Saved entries
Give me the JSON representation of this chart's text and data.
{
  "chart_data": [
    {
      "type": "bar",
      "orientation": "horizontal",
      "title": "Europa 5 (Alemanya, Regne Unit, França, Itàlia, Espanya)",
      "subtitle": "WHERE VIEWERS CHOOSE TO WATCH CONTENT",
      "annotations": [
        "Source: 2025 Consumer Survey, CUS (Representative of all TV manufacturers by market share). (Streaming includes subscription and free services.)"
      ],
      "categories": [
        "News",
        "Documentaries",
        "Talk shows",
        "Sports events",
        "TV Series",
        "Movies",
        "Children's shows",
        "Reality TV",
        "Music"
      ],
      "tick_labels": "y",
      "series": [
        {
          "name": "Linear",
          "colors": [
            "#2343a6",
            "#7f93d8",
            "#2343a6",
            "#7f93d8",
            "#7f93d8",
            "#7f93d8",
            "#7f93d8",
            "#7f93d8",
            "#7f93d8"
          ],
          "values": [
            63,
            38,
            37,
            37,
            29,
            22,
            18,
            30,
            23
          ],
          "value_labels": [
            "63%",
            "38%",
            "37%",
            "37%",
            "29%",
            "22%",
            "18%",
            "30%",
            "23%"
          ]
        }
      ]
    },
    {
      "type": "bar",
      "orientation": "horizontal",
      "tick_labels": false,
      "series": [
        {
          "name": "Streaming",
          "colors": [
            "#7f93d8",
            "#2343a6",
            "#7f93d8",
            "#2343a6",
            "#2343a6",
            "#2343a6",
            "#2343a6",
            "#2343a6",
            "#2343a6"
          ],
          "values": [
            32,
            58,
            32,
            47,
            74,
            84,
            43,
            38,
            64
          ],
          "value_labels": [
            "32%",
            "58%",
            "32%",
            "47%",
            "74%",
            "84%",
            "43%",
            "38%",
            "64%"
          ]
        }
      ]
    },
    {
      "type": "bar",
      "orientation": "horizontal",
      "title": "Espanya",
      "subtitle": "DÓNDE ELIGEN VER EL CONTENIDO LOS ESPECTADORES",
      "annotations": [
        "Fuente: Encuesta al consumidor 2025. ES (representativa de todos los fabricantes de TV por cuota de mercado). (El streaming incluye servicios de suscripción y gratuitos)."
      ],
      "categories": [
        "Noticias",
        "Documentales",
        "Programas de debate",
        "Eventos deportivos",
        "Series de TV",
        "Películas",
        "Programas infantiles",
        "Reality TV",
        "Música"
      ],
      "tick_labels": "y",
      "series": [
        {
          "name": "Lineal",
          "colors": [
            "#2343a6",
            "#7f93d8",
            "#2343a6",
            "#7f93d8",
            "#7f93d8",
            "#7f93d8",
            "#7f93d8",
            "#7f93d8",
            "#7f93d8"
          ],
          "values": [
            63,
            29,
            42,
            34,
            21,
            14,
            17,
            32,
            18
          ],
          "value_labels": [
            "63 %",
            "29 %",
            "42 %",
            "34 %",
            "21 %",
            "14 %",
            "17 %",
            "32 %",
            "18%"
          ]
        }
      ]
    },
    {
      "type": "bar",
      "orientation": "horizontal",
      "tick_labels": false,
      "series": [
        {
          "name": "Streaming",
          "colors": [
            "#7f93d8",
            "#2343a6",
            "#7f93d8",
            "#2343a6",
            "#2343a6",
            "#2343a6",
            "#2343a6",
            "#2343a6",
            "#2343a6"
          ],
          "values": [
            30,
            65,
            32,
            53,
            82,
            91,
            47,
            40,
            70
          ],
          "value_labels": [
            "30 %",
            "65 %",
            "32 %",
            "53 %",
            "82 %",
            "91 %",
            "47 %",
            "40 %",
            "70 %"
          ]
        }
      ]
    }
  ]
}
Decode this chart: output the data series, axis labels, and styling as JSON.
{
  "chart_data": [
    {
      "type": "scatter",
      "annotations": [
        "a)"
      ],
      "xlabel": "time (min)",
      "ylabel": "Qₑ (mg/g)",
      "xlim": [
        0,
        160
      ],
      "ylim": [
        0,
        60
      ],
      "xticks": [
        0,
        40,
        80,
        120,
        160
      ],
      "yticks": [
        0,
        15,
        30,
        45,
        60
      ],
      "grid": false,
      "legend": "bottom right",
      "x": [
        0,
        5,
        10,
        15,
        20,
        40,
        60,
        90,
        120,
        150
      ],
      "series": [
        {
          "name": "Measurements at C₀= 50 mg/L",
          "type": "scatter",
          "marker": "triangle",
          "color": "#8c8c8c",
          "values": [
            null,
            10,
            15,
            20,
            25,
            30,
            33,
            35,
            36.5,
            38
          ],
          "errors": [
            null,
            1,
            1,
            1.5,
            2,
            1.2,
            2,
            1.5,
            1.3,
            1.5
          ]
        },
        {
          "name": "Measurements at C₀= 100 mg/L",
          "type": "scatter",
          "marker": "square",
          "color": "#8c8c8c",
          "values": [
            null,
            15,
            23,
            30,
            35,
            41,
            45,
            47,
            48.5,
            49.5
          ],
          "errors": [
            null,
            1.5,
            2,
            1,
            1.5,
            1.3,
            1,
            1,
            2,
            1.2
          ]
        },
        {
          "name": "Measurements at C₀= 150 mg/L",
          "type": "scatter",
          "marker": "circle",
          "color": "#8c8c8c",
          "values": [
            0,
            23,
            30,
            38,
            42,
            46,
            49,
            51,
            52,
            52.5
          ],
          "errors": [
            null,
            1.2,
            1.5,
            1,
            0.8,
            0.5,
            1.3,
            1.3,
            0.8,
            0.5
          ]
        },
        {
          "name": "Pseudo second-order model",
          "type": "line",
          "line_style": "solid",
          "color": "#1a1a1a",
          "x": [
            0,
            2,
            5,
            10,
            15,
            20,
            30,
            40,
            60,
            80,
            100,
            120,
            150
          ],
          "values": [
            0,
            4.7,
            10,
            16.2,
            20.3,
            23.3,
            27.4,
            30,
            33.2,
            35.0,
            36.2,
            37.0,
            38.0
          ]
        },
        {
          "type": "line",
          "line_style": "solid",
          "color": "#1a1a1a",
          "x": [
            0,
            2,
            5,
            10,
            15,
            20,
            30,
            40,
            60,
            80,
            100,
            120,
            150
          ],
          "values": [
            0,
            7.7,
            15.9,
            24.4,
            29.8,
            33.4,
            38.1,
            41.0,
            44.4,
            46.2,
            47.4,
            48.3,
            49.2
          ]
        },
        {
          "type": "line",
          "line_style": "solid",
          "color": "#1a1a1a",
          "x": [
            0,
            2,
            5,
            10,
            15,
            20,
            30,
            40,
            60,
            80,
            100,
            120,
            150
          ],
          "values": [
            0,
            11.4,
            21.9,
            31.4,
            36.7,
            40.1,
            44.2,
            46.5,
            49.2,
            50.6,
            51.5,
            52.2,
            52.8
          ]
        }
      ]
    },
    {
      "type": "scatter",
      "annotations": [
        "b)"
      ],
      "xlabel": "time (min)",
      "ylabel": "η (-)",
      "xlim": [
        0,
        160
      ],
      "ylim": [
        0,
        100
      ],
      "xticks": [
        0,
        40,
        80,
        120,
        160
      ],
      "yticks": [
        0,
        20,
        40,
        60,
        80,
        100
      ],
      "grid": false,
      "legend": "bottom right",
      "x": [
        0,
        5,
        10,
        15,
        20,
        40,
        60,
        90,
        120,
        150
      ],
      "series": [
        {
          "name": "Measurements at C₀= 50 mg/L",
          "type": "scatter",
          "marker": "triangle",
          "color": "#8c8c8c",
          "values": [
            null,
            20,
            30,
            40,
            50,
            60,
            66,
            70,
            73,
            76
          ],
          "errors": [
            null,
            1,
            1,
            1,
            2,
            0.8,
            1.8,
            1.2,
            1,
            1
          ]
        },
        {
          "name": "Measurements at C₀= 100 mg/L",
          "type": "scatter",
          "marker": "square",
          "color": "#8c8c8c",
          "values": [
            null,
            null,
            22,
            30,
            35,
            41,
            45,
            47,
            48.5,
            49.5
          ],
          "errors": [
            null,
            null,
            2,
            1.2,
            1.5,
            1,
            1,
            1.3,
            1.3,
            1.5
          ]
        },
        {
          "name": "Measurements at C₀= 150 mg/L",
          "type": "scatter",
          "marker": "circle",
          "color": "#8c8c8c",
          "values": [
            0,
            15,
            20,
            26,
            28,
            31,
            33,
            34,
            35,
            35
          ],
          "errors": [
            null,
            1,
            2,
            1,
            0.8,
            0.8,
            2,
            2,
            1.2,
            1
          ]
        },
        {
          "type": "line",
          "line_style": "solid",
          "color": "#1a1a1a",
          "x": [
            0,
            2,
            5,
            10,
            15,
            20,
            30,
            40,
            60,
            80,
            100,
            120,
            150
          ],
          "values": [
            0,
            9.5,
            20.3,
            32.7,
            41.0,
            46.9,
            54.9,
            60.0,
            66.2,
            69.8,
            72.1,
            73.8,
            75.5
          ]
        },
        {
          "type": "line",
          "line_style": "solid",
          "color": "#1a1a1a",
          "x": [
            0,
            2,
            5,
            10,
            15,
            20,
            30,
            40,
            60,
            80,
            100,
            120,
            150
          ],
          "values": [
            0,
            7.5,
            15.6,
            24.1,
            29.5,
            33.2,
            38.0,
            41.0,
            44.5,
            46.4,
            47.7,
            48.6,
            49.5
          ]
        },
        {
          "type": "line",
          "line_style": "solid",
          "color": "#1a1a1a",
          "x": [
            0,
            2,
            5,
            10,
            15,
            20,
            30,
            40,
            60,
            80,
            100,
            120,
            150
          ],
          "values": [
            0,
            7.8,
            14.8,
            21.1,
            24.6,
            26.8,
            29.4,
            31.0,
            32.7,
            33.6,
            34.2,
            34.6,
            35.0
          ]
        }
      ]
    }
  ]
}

● AIM:
Among the lines of the records above, count those holding the string "this", and report only the number.

● EXERCISE ANSWER:
2